__Data section__:
◆ ◆ ◆ ◆ ◆

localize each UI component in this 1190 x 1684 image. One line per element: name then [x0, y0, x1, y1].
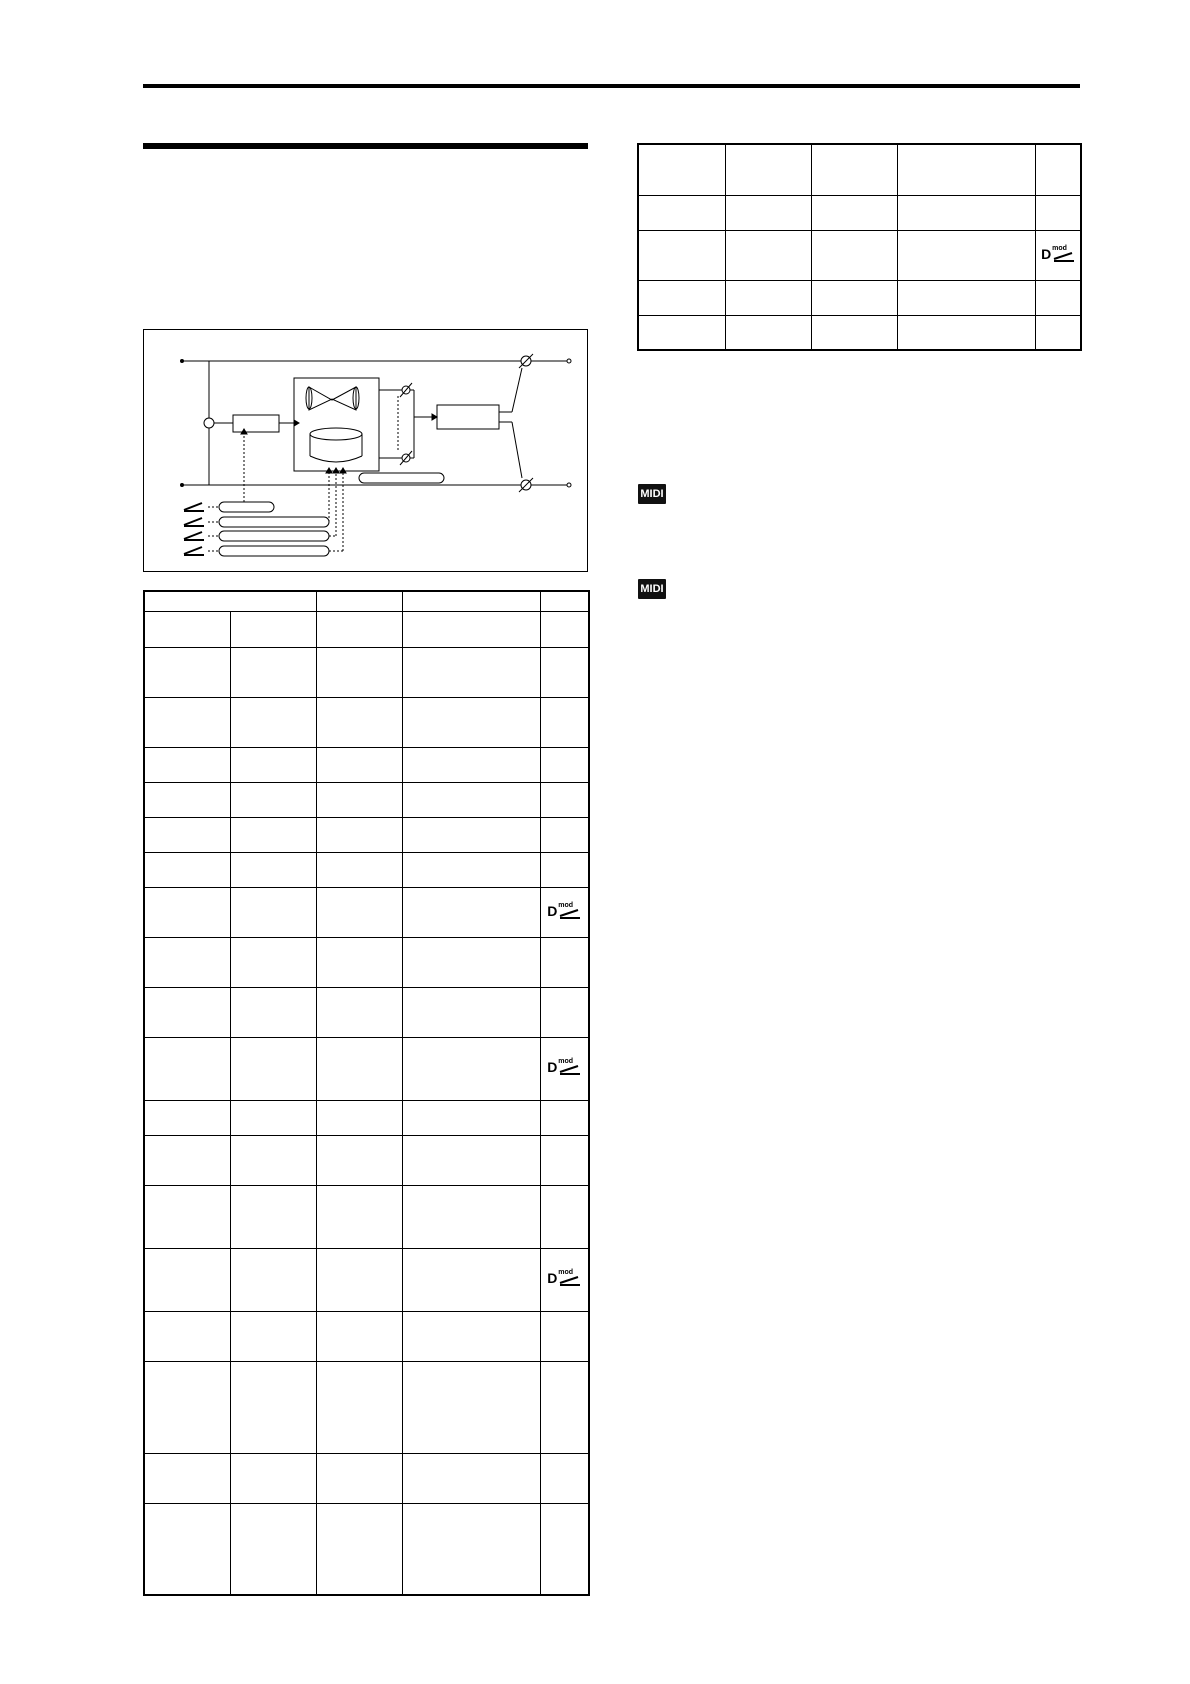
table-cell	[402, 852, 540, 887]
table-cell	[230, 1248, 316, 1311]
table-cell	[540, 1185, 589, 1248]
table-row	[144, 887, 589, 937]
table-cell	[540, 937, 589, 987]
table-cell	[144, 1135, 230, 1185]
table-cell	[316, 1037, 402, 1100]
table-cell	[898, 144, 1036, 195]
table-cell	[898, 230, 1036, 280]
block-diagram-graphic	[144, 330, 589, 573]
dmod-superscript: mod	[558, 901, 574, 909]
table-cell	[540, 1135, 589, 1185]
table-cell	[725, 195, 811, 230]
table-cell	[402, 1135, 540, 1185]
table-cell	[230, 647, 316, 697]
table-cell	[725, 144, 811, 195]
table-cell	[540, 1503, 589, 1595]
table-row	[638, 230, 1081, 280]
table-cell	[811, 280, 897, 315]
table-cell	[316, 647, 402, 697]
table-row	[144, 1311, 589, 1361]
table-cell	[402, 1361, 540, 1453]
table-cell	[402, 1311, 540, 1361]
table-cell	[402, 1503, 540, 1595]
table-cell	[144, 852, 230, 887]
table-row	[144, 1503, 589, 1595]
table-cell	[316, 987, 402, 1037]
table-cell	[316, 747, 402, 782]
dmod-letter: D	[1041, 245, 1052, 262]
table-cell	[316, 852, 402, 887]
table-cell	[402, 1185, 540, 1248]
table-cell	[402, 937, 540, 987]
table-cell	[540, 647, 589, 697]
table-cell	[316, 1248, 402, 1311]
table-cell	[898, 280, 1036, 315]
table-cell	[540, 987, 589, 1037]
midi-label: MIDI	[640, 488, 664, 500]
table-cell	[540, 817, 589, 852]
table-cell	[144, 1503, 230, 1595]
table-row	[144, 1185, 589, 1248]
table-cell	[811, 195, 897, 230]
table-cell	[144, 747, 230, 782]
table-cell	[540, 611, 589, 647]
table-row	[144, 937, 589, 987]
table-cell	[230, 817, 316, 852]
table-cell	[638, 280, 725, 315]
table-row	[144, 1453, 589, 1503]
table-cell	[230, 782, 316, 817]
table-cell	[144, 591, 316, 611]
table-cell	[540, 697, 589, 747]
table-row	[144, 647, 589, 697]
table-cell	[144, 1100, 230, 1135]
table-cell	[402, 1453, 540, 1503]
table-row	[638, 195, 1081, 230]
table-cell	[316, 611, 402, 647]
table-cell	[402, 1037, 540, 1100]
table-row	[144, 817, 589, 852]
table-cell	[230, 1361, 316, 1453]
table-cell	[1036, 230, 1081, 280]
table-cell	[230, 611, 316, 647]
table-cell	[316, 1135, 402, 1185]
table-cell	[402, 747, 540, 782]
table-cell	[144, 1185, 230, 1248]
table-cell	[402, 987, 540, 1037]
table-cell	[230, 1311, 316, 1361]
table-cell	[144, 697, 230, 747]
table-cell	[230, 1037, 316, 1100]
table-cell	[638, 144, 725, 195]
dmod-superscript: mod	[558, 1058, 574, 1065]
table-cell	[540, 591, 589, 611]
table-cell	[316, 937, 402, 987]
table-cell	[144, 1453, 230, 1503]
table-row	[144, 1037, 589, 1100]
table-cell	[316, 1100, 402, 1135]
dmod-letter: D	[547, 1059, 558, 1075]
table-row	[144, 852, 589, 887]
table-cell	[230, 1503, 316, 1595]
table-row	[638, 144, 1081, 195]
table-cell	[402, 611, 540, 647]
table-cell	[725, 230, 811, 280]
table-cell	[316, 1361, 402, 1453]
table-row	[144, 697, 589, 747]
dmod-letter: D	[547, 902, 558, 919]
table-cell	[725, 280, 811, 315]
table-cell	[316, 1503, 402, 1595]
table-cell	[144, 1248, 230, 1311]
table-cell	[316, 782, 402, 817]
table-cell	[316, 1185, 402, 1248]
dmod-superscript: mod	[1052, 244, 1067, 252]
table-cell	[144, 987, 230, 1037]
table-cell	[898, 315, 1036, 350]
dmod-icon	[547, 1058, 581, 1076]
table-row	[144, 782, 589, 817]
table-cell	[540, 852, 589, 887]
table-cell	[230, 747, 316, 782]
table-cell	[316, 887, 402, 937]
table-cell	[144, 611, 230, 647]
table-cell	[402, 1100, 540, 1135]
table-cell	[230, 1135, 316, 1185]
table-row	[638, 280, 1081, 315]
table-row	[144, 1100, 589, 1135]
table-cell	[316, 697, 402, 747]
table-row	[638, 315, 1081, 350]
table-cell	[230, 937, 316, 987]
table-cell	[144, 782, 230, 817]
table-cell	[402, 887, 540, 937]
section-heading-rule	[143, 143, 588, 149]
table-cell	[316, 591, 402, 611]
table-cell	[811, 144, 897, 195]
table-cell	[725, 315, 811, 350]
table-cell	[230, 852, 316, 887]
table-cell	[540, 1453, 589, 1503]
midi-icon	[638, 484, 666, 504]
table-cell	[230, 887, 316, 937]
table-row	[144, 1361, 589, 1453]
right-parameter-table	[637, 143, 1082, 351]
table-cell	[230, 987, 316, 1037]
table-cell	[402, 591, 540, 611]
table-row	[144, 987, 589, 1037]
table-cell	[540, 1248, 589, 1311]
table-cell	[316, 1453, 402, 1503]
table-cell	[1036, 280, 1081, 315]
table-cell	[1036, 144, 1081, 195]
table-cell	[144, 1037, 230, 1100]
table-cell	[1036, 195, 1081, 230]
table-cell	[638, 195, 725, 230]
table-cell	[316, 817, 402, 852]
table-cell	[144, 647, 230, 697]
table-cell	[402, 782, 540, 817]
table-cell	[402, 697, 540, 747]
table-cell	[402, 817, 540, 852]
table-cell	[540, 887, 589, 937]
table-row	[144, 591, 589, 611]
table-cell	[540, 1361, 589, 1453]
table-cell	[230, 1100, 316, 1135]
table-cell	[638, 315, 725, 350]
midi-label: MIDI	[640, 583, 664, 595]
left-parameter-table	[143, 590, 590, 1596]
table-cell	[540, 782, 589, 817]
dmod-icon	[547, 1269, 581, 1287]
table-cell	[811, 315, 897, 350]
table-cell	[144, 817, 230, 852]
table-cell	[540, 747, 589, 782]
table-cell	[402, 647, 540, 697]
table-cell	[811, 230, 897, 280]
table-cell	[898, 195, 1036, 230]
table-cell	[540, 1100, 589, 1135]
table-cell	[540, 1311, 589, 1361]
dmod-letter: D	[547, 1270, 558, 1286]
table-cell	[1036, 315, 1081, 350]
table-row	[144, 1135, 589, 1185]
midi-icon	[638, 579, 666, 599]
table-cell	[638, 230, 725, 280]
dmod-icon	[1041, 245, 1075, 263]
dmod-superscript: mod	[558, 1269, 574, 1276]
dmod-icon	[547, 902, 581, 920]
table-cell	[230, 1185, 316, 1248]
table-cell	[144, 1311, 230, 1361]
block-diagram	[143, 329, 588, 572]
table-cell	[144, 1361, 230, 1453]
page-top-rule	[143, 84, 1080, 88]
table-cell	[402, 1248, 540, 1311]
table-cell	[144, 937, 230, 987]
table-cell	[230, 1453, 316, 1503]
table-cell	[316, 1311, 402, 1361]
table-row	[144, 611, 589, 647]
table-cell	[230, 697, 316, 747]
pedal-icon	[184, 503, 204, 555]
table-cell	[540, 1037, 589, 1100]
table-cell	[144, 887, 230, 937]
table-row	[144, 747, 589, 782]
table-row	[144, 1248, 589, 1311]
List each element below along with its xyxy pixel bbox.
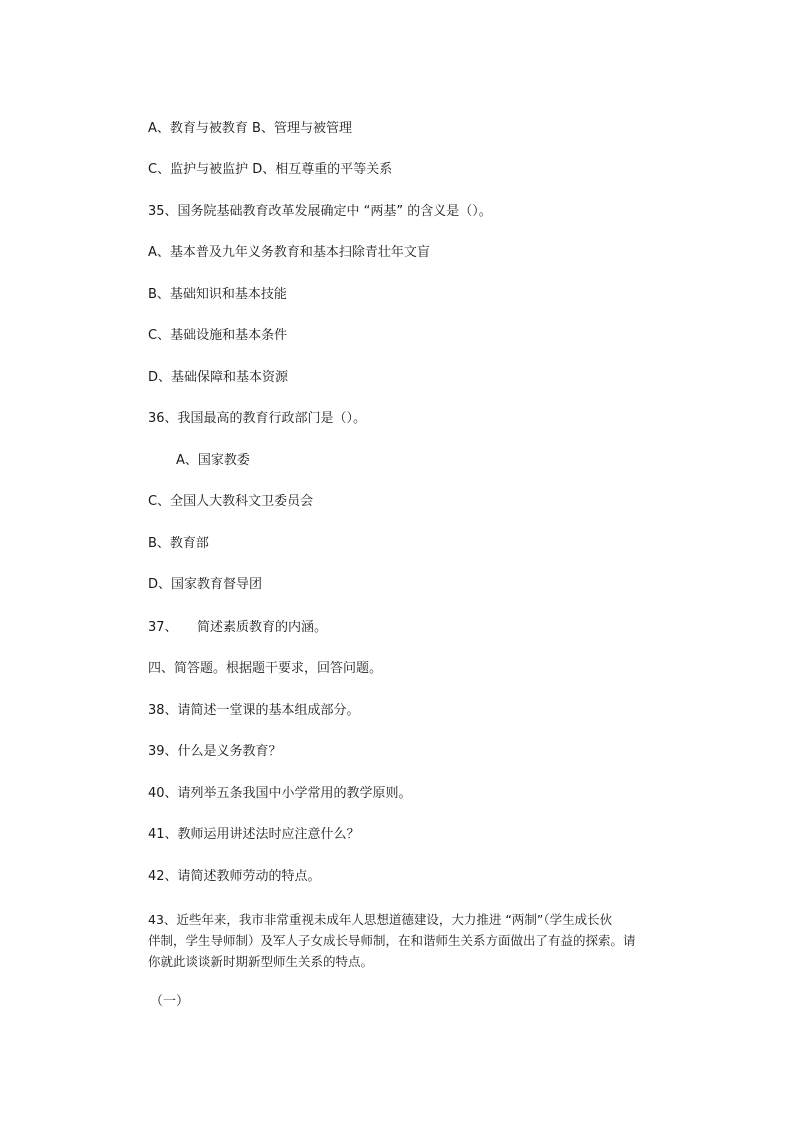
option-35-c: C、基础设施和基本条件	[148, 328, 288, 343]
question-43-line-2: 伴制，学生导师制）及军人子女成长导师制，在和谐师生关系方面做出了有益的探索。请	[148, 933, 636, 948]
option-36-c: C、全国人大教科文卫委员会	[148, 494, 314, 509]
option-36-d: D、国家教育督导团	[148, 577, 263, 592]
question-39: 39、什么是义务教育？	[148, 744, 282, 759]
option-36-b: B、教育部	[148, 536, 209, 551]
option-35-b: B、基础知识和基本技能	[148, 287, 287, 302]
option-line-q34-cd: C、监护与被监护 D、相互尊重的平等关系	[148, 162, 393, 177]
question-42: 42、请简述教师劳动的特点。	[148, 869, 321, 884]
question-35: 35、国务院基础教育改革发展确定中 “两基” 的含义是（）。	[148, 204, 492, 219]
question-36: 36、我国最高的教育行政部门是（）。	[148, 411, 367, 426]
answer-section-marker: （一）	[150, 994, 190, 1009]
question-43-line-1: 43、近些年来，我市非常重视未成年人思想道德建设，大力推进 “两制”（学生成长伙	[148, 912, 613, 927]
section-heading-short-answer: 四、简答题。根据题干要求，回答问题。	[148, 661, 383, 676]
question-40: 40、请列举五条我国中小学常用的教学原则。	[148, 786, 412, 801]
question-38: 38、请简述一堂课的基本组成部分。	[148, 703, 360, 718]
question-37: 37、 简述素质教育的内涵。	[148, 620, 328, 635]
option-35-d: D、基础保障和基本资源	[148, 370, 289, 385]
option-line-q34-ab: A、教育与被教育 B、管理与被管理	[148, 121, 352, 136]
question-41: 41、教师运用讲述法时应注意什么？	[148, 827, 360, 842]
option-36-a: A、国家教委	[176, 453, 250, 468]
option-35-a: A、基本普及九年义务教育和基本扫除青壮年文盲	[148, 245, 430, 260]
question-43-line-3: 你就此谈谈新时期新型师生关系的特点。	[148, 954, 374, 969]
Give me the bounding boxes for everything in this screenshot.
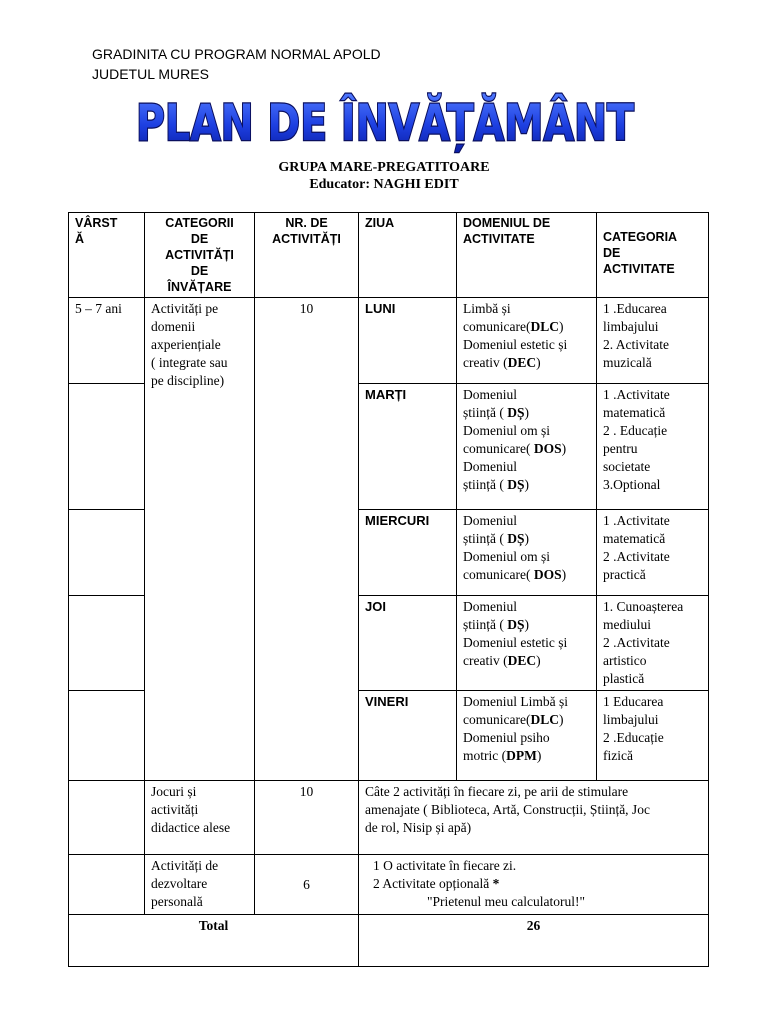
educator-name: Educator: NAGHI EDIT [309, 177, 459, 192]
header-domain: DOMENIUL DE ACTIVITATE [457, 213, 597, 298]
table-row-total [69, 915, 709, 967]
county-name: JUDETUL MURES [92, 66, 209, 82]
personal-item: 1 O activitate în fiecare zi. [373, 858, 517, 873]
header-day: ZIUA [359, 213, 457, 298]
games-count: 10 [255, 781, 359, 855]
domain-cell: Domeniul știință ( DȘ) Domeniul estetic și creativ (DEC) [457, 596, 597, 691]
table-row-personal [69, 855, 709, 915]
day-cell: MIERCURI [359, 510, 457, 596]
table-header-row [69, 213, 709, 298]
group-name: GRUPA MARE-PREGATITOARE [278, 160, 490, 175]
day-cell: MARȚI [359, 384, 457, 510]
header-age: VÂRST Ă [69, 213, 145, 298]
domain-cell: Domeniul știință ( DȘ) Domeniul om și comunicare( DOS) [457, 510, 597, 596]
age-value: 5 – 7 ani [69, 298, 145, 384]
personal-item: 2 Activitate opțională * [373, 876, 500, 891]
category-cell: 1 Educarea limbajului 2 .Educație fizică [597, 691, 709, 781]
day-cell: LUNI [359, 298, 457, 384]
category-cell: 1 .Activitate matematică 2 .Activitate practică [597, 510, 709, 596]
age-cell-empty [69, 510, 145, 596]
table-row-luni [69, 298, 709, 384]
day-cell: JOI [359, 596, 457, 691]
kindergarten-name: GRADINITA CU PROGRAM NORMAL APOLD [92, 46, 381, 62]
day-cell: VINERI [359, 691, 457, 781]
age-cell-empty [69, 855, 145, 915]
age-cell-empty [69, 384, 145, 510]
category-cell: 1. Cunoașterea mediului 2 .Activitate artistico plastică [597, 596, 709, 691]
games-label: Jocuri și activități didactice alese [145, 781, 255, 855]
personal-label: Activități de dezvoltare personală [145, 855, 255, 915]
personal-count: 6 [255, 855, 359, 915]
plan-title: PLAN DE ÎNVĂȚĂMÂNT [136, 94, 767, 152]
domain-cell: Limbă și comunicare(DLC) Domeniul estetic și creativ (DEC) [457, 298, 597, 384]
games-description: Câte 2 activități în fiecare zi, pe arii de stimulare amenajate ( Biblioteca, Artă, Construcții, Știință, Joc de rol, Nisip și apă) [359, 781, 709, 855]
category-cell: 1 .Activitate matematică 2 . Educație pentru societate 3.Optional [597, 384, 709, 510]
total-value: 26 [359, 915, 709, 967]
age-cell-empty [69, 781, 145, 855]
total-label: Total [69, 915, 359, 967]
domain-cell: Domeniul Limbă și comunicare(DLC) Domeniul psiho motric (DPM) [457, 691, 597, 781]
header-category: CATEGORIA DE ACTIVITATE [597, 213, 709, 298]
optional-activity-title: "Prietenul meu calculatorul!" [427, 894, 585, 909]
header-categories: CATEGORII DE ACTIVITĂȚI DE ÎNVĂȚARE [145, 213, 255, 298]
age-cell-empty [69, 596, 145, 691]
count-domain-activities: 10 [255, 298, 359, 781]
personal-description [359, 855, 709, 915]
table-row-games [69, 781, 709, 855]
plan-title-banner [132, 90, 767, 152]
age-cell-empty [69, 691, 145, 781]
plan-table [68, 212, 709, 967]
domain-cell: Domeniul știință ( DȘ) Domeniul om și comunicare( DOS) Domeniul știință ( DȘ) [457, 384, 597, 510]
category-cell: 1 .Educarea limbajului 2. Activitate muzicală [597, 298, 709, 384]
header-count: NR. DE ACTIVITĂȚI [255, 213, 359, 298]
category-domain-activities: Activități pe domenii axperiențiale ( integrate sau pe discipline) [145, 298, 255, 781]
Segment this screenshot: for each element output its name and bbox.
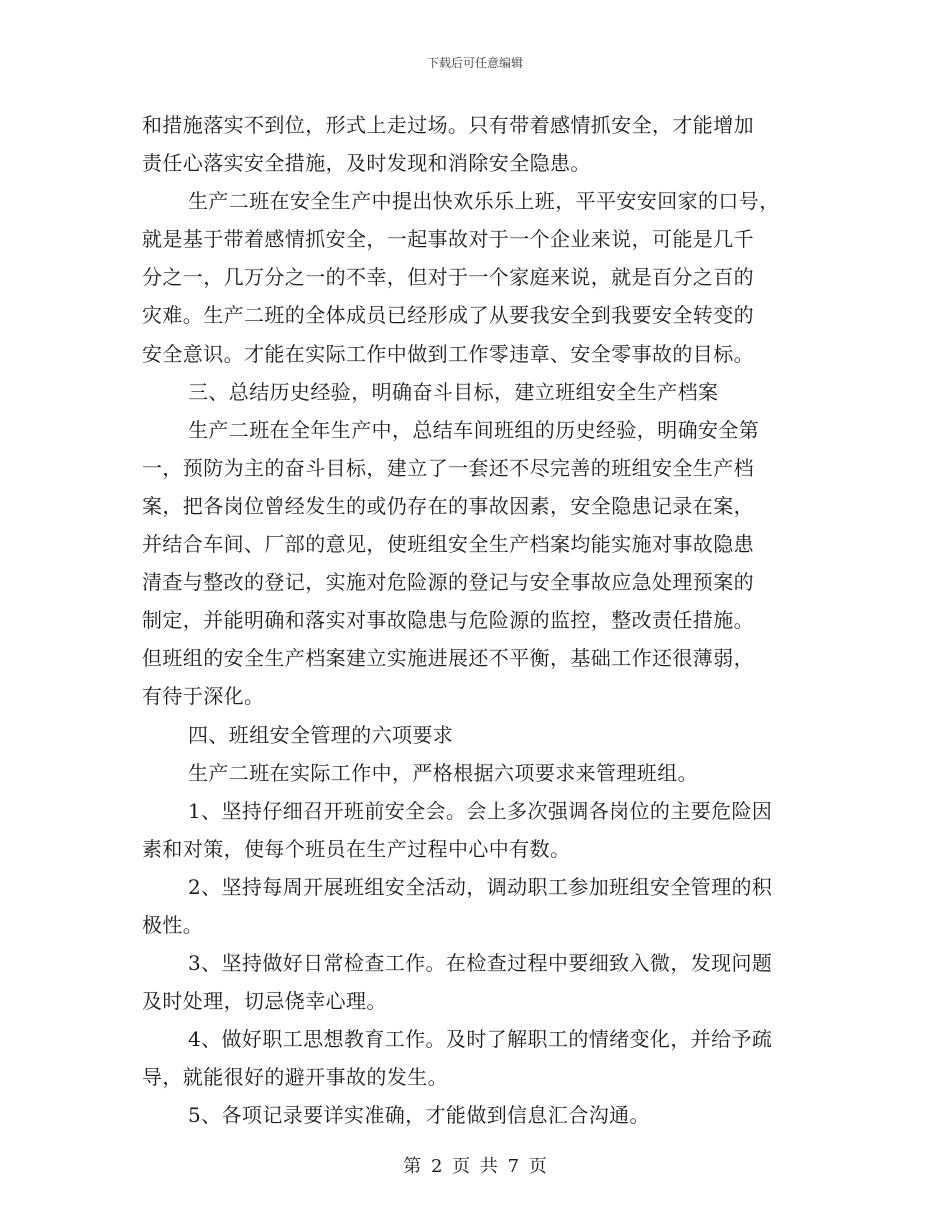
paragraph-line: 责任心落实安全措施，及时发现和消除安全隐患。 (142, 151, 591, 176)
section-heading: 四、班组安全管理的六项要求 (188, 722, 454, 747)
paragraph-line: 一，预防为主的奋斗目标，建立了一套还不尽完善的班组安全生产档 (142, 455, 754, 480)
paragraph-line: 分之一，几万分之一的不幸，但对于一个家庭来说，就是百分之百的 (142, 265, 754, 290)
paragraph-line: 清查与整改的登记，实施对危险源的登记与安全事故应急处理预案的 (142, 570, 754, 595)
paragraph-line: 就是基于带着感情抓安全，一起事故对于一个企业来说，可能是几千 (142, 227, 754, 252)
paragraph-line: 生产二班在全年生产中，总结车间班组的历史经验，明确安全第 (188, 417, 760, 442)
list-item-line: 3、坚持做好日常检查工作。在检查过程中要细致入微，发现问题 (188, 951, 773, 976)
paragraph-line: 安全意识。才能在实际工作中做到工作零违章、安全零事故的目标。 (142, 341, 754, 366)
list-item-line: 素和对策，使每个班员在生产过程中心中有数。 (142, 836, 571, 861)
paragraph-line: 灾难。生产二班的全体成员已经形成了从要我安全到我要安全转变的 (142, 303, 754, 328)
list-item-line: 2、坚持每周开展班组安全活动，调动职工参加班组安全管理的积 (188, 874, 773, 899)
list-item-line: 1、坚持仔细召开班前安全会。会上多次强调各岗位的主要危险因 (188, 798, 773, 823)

◆ ◆ ◆ ◆ ◆

__To do__:
Rewrite the lines starting with the one that contains "paragraph-line: 责任心落实安全措施，及时发现和消除安全隐患。 (142, 151, 591, 176)" and going on through the final line as a Markdown table with the columns No. and Text, one numbered row per line, leaving out blank lines.

__Output for this exercise__:
| No. | Text |
|---|---|
| 1 | paragraph-line: 责任心落实安全措施，及时发现和消除安全隐患。 (142, 151, 591, 176) |
| 2 | section-heading: 四、班组安全管理的六项要求 (188, 722, 454, 747) |
| 3 | paragraph-line: 一，预防为主的奋斗目标，建立了一套还不尽完善的班组安全生产档 (142, 455, 754, 480) |
| 4 | paragraph-line: 分之一，几万分之一的不幸，但对于一个家庭来说，就是百分之百的 (142, 265, 754, 290) |
| 5 | paragraph-line: 清查与整改的登记，实施对危险源的登记与安全事故应急处理预案的 (142, 570, 754, 595) |
| 6 | paragraph-line: 就是基于带着感情抓安全，一起事故对于一个企业来说，可能是几千 (142, 227, 754, 252) |
| 7 | paragraph-line: 生产二班在全年生产中，总结车间班组的历史经验，明确安全第 (188, 417, 760, 442) |
| 8 | list-item-line: 3、坚持做好日常检查工作。在检查过程中要细致入微，发现问题 (188, 951, 773, 976) |
| 9 | paragraph-line: 安全意识。才能在实际工作中做到工作零违章、安全零事故的目标。 (142, 341, 754, 366) |
| 10 | list-item-line: 素和对策，使每个班员在生产过程中心中有数。 (142, 836, 571, 861) |
| 11 | paragraph-line: 灾难。生产二班的全体成员已经形成了从要我安全到我要安全转变的 (142, 303, 754, 328) |
| 12 | list-item-line: 2、坚持每周开展班组安全活动，调动职工参加班组安全管理的积 (188, 874, 773, 899) |
| 13 | list-item-line: 1、坚持仔细召开班前安全会。会上多次强调各岗位的主要危险因 (188, 798, 773, 823) |